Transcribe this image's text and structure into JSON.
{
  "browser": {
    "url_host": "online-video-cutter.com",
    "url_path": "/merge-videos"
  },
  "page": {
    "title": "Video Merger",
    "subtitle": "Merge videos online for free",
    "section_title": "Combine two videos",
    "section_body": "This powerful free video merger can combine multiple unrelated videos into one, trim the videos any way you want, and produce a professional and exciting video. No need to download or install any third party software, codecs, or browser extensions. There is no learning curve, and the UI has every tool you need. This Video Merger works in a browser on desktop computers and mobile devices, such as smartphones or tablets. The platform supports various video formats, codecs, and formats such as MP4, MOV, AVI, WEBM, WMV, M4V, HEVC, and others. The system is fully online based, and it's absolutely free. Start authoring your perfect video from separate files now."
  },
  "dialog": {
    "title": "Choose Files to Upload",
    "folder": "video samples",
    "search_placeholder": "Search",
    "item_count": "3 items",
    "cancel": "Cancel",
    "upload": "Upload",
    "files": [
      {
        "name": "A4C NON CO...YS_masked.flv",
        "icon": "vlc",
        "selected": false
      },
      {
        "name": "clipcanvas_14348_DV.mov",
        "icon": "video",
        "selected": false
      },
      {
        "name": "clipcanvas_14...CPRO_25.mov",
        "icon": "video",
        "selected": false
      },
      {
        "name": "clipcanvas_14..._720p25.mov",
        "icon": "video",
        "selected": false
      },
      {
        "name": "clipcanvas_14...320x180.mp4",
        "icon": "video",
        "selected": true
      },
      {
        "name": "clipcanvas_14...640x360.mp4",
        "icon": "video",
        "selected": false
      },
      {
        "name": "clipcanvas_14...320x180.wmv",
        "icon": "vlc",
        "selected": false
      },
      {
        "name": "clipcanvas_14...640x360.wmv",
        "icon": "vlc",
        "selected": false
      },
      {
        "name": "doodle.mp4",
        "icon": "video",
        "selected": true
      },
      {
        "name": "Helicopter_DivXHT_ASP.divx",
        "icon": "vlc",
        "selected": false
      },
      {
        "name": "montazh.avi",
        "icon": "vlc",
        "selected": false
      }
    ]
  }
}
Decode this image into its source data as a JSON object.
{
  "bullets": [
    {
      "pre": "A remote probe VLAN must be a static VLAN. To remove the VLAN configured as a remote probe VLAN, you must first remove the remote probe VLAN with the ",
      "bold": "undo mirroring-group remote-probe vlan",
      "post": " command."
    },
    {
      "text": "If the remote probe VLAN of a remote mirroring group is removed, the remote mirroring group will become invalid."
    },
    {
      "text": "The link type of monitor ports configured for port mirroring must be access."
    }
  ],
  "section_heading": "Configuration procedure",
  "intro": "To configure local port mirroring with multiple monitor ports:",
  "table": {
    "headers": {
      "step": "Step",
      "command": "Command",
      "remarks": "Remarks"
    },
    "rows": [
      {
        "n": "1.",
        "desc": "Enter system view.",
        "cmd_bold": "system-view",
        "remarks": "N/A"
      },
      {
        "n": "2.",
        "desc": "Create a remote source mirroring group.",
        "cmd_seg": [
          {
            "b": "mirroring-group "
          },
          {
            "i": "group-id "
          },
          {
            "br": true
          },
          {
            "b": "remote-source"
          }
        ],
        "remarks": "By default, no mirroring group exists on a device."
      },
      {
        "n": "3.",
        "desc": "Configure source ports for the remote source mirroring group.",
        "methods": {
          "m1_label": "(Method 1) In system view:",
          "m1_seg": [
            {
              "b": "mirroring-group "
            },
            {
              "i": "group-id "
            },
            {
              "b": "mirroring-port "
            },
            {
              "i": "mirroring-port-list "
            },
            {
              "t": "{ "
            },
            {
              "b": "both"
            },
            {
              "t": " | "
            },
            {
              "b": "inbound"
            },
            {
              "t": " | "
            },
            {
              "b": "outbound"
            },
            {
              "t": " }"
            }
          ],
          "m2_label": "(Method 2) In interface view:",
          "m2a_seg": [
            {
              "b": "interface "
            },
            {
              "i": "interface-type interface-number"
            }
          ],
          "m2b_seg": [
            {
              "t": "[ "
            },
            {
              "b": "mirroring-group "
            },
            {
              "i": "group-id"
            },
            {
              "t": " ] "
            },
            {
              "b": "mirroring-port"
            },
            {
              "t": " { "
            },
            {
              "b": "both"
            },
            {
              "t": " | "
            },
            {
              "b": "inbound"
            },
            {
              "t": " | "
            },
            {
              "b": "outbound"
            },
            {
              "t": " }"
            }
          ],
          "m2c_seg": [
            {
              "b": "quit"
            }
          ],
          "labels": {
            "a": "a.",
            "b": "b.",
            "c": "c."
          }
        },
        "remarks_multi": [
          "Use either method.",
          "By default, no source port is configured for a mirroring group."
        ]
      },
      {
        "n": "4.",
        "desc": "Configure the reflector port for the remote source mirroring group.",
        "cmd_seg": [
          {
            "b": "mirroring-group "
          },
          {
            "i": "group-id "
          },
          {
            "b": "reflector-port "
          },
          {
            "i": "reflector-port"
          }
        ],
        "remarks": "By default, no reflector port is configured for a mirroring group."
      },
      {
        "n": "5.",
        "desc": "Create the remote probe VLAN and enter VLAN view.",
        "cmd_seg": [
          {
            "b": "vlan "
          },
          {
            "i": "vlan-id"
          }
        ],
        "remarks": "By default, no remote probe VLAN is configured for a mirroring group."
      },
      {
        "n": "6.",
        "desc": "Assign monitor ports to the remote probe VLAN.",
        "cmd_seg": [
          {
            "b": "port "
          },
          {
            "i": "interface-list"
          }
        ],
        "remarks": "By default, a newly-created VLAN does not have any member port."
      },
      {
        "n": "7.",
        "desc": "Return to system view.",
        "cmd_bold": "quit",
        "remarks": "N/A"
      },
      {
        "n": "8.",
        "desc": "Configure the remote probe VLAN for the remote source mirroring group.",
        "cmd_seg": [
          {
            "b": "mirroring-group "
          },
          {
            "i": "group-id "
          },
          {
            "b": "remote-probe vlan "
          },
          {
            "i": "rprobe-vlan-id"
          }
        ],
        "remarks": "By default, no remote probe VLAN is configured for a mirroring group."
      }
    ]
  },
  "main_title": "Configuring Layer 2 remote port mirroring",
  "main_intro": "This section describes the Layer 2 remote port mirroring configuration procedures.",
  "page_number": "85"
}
---
→ **TASK DETAILS**
Nothing in the listing may be changed; retype it all exactly.

→ **RESULT OF THE EXERCISE**
Transcribe this image's text and structure into JSON.
{
  "browser": {
    "url_host": "online-video-cutter.com",
    "url_path": "/merge-videos"
  },
  "page": {
    "title": "Video Merger",
    "subtitle": "Merge videos online for free",
    "section_title": "Combine two videos",
    "section_body": "This powerful free video merger can combine multiple unrelated videos into one, trim the videos any way you want, and produce a professional and exciting video. No need to download or install any third party software, codecs, or browser extensions. There is no learning curve, and the UI has every tool you need. This Video Merger works in a browser on desktop computers and mobile devices, such as smartphones or tablets. The platform supports various video formats, codecs, and formats such as MP4, MOV, AVI, WEBM, WMV, M4V, HEVC, and others. The system is fully online based, and it's absolutely free. Start authoring your perfect video from separate files now."
  },
  "dialog": {
    "title": "Choose Files to Upload",
    "folder": "video samples",
    "search_placeholder": "Search",
    "item_count": "3 items",
    "cancel": "Cancel",
    "upload": "Upload",
    "files": [
      {
        "name": "A4C NON CO...YS_masked.flv",
        "icon": "vlc",
        "selected": false
      },
      {
        "name": "clipcanvas_14348_DV.mov",
        "icon": "video",
        "selected": false
      },
      {
        "name": "clipcanvas_14...CPRO_25.mov",
        "icon": "video",
        "selected": false
      },
      {
        "name": "clipcanvas_14..._720p25.mov",
        "icon": "video",
        "selected": false
      },
      {
        "name": "clipcanvas_14...320x180.mp4",
        "icon": "video",
        "selected": true
      },
      {
        "name": "clipcanvas_14...640x360.mp4",
        "icon": "video",
        "selected": false
      },
      {
        "name": "clipcanvas_14...320x180.wmv",
        "icon": "vlc",
        "selected": false
      },
      {
        "name": "clipcanvas_14...640x360.wmv",
        "icon": "vlc",
        "selected": false
      },
      {
        "name": "doodle.mp4",
        "icon": "video",
        "selected": true
      },
      {
        "name": "Helicopter_DivXHT_ASP.divx",
        "icon": "vlc",
        "selected": false
      },
      {
        "name": "montazh.avi",
        "icon": "vlc",
        "selected": false
      }
    ]
  }
}
Decode this image into its source data as a JSON object.
{
  "bullets": [
    {
      "pre": "A remote probe VLAN must be a static VLAN. To remove the VLAN configured as a remote probe VLAN, you must first remove the remote probe VLAN with the ",
      "bold": "undo mirroring-group remote-probe vlan",
      "post": " command."
    },
    {
      "text": "If the remote probe VLAN of a remote mirroring group is removed, the remote mirroring group will become invalid."
    },
    {
      "text": "The link type of monitor ports configured for port mirroring must be access."
    }
  ],
  "section_heading": "Configuration procedure",
  "intro": "To configure local port mirroring with multiple monitor ports:",
  "table": {
    "headers": {
      "step": "Step",
      "command": "Command",
      "remarks": "Remarks"
    },
    "rows": [
      {
        "n": "1.",
        "desc": "Enter system view.",
        "cmd_bold": "system-view",
        "remarks": "N/A"
      },
      {
        "n": "2.",
        "desc": "Create a remote source mirroring group.",
        "cmd_seg": [
          {
            "b": "mirroring-group "
          },
          {
            "i": "group-id "
          },
          {
            "br": true
          },
          {
            "b": "remote-source"
          }
        ],
        "remarks": "By default, no mirroring group exists on a device."
      },
      {
        "n": "3.",
        "desc": "Configure source ports for the remote source mirroring group.",
        "methods": {
          "m1_label": "(Method 1) In system view:",
          "m1_seg": [
            {
              "b": "mirroring-group "
            },
            {
              "i": "group-id "
            },
            {
              "b": "mirroring-port "
            },
            {
              "i": "mirroring-port-list "
            },
            {
              "t": "{ "
            },
            {
              "b": "both"
            },
            {
              "t": " | "
            },
            {
              "b": "inbound"
            },
            {
              "t": " | "
            },
            {
              "b": "outbound"
            },
            {
              "t": " }"
            }
          ],
          "m2_label": "(Method 2) In interface view:",
          "m2a_seg": [
            {
              "b": "interface "
            },
            {
              "i": "interface-type interface-number"
            }
          ],
          "m2b_seg": [
            {
              "t": "[ "
            },
            {
              "b": "mirroring-group "
            },
            {
              "i": "group-id"
            },
            {
              "t": " ] "
            },
            {
              "b": "mirroring-port"
            },
            {
              "t": " { "
            },
            {
              "b": "both"
            },
            {
              "t": " | "
            },
            {
              "b": "inbound"
            },
            {
              "t": " | "
            },
            {
              "b": "outbound"
            },
            {
              "t": " }"
            }
          ],
          "m2c_seg": [
            {
              "b": "quit"
            }
          ],
          "labels": {
            "a": "a.",
            "b": "b.",
            "c": "c."
          }
        },
        "remarks_multi": [
          "Use either method.",
          "By default, no source port is configured for a mirroring group."
        ]
      },
      {
        "n": "4.",
        "desc": "Configure the reflector port for the remote source mirroring group.",
        "cmd_seg": [
          {
            "b": "mirroring-group "
          },
          {
            "i": "group-id "
          },
          {
            "b": "reflector-port "
          },
          {
            "i": "reflector-port"
          }
        ],
        "remarks": "By default, no reflector port is configured for a mirroring group."
      },
      {
        "n": "5.",
        "desc": "Create the remote probe VLAN and enter VLAN view.",
        "cmd_seg": [
          {
            "b": "vlan "
          },
          {
            "i": "vlan-id"
          }
        ],
        "remarks": "By default, no remote probe VLAN is configured for a mirroring group."
      },
      {
        "n": "6.",
        "desc": "Assign monitor ports to the remote probe VLAN.",
        "cmd_seg": [
          {
            "b": "port "
          },
          {
            "i": "interface-list"
          }
        ],
        "remarks": "By default, a newly-created VLAN does not have any member port."
      },
      {
        "n": "7.",
        "desc": "Return to system view.",
        "cmd_bold": "quit",
        "remarks": "N/A"
      },
      {
        "n": "8.",
        "desc": "Configure the remote probe VLAN for the remote source mirroring group.",
        "cmd_seg": [
          {
            "b": "mirroring-group "
          },
          {
            "i": "group-id "
          },
          {
            "b": "remote-probe vlan "
          },
          {
            "i": "rprobe-vlan-id"
          }
        ],
        "remarks": "By default, no remote probe VLAN is configured for a mirroring group."
      }
    ]
  },
  "main_title": "Configuring Layer 2 remote port mirroring",
  "main_intro": "This section describes the Layer 2 remote port mirroring configuration procedures.",
  "page_number": "85"
}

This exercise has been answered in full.